Work to be completed: Quote the lines from the line holding "OCR this image." to the very end of the listing, exactly, and no others.

Input rows:
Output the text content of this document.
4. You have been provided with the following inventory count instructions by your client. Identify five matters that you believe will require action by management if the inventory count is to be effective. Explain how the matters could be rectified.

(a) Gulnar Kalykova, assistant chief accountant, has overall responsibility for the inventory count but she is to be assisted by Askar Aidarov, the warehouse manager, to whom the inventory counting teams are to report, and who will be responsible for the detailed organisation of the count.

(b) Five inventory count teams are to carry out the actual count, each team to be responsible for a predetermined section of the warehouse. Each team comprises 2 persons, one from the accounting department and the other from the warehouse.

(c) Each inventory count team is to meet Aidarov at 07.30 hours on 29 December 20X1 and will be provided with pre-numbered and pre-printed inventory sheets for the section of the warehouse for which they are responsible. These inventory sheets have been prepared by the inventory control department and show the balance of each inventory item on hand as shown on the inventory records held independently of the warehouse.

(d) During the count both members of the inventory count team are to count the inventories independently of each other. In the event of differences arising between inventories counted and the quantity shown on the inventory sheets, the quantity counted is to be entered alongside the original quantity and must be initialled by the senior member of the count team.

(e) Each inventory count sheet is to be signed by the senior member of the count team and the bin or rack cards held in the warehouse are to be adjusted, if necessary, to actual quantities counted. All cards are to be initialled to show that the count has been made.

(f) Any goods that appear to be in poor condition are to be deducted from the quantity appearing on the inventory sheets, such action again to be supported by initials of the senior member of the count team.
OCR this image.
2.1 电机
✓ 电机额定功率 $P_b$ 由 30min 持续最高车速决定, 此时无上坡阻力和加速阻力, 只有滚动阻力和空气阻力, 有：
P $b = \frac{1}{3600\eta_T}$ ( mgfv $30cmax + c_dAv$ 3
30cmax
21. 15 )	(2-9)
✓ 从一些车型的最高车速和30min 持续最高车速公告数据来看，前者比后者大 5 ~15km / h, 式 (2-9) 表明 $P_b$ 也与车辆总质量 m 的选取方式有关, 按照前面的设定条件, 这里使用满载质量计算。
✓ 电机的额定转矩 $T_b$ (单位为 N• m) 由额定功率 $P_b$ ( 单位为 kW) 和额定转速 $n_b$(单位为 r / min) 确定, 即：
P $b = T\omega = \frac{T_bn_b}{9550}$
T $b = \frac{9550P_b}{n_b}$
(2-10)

Response for this exercise:
OCR this image.
2.1 电机
✓ 电机额定功率 $P_b$ 由 30min 持续最高车速决定, 此时无上坡阻力和加速阻力, 只有滚动阻力和空气阻力, 有：
P $b = \frac{1}{3600\eta_T}$ ( mgfv $30cmax + c_dAv$ 3
30cmax
21. 15 )	(2-9)
✓ 从一些车型的最高车速和30min 持续最高车速公告数据来看，前者比后者大 5 ~15km / h, 式 (2-9) 表明 $P_b$ 也与车辆总质量 m 的选取方式有关, 按照前面的设定条件, 这里使用满载质量计算。
✓ 电机的额定转矩 $T_b$ (单位为 N• m) 由额定功率 $P_b$ ( 单位为 kW) 和额定转速 $n_b$(单位为 r / min) 确定, 即：
P $b = T\omega = \frac{T_bn_b}{9550}$
T $b = \frac{9550P_b}{n_b}$
(2-10)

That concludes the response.